Collected data entries
## Begin

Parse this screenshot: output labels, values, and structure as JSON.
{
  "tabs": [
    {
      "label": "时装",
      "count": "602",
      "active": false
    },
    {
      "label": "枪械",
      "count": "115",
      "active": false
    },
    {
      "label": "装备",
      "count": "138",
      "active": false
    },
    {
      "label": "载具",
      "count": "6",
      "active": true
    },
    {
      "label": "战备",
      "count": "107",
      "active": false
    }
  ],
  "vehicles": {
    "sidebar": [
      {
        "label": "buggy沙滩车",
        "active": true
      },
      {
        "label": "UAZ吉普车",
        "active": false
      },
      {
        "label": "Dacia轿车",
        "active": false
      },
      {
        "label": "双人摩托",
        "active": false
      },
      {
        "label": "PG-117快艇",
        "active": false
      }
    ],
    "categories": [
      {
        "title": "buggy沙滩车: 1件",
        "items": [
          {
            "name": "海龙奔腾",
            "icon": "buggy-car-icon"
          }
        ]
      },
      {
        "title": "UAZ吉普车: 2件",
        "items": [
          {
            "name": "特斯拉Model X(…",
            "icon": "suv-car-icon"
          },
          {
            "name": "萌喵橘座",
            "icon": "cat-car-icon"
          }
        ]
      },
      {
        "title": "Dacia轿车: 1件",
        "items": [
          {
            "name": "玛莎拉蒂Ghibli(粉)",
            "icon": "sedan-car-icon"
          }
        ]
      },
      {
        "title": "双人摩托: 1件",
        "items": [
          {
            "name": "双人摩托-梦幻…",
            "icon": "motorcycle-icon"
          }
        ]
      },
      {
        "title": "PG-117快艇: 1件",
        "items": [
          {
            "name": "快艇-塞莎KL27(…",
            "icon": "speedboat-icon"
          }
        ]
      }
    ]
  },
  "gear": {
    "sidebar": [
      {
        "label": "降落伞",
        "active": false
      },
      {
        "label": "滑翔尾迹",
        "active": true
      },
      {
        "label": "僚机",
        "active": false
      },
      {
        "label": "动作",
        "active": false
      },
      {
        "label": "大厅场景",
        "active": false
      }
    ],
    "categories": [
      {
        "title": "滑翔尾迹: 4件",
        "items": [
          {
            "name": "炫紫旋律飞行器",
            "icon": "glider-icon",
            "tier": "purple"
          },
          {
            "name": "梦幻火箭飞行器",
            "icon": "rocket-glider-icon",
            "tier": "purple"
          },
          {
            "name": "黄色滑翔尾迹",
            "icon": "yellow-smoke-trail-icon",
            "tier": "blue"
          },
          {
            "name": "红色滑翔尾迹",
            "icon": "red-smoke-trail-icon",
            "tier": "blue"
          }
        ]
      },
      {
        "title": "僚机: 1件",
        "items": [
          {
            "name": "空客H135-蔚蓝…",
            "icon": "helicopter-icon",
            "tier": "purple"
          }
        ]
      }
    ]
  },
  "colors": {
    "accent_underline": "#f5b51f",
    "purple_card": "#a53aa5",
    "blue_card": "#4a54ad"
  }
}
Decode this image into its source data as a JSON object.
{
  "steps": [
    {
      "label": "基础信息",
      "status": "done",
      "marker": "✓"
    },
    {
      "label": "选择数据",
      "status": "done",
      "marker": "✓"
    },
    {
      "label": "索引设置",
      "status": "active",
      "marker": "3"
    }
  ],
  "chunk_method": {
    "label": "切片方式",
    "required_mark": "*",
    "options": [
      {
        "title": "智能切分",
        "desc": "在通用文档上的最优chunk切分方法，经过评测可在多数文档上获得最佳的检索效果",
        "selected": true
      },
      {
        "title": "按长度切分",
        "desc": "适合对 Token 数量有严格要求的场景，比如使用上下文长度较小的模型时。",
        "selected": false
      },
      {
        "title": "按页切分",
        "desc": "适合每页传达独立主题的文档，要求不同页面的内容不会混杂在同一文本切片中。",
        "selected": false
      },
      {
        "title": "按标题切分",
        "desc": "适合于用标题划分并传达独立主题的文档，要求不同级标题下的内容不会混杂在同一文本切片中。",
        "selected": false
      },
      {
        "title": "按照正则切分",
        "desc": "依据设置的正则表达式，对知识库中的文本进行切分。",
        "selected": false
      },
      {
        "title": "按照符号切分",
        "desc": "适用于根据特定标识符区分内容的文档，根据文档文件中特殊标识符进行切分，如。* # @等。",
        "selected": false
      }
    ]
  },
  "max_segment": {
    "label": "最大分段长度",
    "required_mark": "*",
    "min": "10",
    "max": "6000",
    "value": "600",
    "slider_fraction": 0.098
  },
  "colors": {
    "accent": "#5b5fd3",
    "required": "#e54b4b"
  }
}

## End

Write the entries again, exactly as they stand.

Parse this screenshot: output labels, values, and structure as JSON.
{
  "tabs": [
    {
      "label": "时装",
      "count": "602",
      "active": false
    },
    {
      "label": "枪械",
      "count": "115",
      "active": false
    },
    {
      "label": "装备",
      "count": "138",
      "active": false
    },
    {
      "label": "载具",
      "count": "6",
      "active": true
    },
    {
      "label": "战备",
      "count": "107",
      "active": false
    }
  ],
  "vehicles": {
    "sidebar": [
      {
        "label": "buggy沙滩车",
        "active": true
      },
      {
        "label": "UAZ吉普车",
        "active": false
      },
      {
        "label": "Dacia轿车",
        "active": false
      },
      {
        "label": "双人摩托",
        "active": false
      },
      {
        "label": "PG-117快艇",
        "active": false
      }
    ],
    "categories": [
      {
        "title": "buggy沙滩车: 1件",
        "items": [
          {
            "name": "海龙奔腾",
            "icon": "buggy-car-icon"
          }
        ]
      },
      {
        "title": "UAZ吉普车: 2件",
        "items": [
          {
            "name": "特斯拉Model X(…",
            "icon": "suv-car-icon"
          },
          {
            "name": "萌喵橘座",
            "icon": "cat-car-icon"
          }
        ]
      },
      {
        "title": "Dacia轿车: 1件",
        "items": [
          {
            "name": "玛莎拉蒂Ghibli(粉)",
            "icon": "sedan-car-icon"
          }
        ]
      },
      {
        "title": "双人摩托: 1件",
        "items": [
          {
            "name": "双人摩托-梦幻…",
            "icon": "motorcycle-icon"
          }
        ]
      },
      {
        "title": "PG-117快艇: 1件",
        "items": [
          {
            "name": "快艇-塞莎KL27(…",
            "icon": "speedboat-icon"
          }
        ]
      }
    ]
  },
  "gear": {
    "sidebar": [
      {
        "label": "降落伞",
        "active": false
      },
      {
        "label": "滑翔尾迹",
        "active": true
      },
      {
        "label": "僚机",
        "active": false
      },
      {
        "label": "动作",
        "active": false
      },
      {
        "label": "大厅场景",
        "active": false
      }
    ],
    "categories": [
      {
        "title": "滑翔尾迹: 4件",
        "items": [
          {
            "name": "炫紫旋律飞行器",
            "icon": "glider-icon",
            "tier": "purple"
          },
          {
            "name": "梦幻火箭飞行器",
            "icon": "rocket-glider-icon",
            "tier": "purple"
          },
          {
            "name": "黄色滑翔尾迹",
            "icon": "yellow-smoke-trail-icon",
            "tier": "blue"
          },
          {
            "name": "红色滑翔尾迹",
            "icon": "red-smoke-trail-icon",
            "tier": "blue"
          }
        ]
      },
      {
        "title": "僚机: 1件",
        "items": [
          {
            "name": "空客H135-蔚蓝…",
            "icon": "helicopter-icon",
            "tier": "purple"
          }
        ]
      }
    ]
  },
  "colors": {
    "accent_underline": "#f5b51f",
    "purple_card": "#a53aa5",
    "blue_card": "#4a54ad"
  }
}
Decode this image into its source data as a JSON object.
{
  "steps": [
    {
      "label": "基础信息",
      "status": "done",
      "marker": "✓"
    },
    {
      "label": "选择数据",
      "status": "done",
      "marker": "✓"
    },
    {
      "label": "索引设置",
      "status": "active",
      "marker": "3"
    }
  ],
  "chunk_method": {
    "label": "切片方式",
    "required_mark": "*",
    "options": [
      {
        "title": "智能切分",
        "desc": "在通用文档上的最优chunk切分方法，经过评测可在多数文档上获得最佳的检索效果",
        "selected": true
      },
      {
        "title": "按长度切分",
        "desc": "适合对 Token 数量有严格要求的场景，比如使用上下文长度较小的模型时。",
        "selected": false
      },
      {
        "title": "按页切分",
        "desc": "适合每页传达独立主题的文档，要求不同页面的内容不会混杂在同一文本切片中。",
        "selected": false
      },
      {
        "title": "按标题切分",
        "desc": "适合于用标题划分并传达独立主题的文档，要求不同级标题下的内容不会混杂在同一文本切片中。",
        "selected": false
      },
      {
        "title": "按照正则切分",
        "desc": "依据设置的正则表达式，对知识库中的文本进行切分。",
        "selected": false
      },
      {
        "title": "按照符号切分",
        "desc": "适用于根据特定标识符区分内容的文档，根据文档文件中特殊标识符进行切分，如。* # @等。",
        "selected": false
      }
    ]
  },
  "max_segment": {
    "label": "最大分段长度",
    "required_mark": "*",
    "min": "10",
    "max": "6000",
    "value": "600",
    "slider_fraction": 0.098
  },
  "colors": {
    "accent": "#5b5fd3",
    "required": "#e54b4b"
  }
}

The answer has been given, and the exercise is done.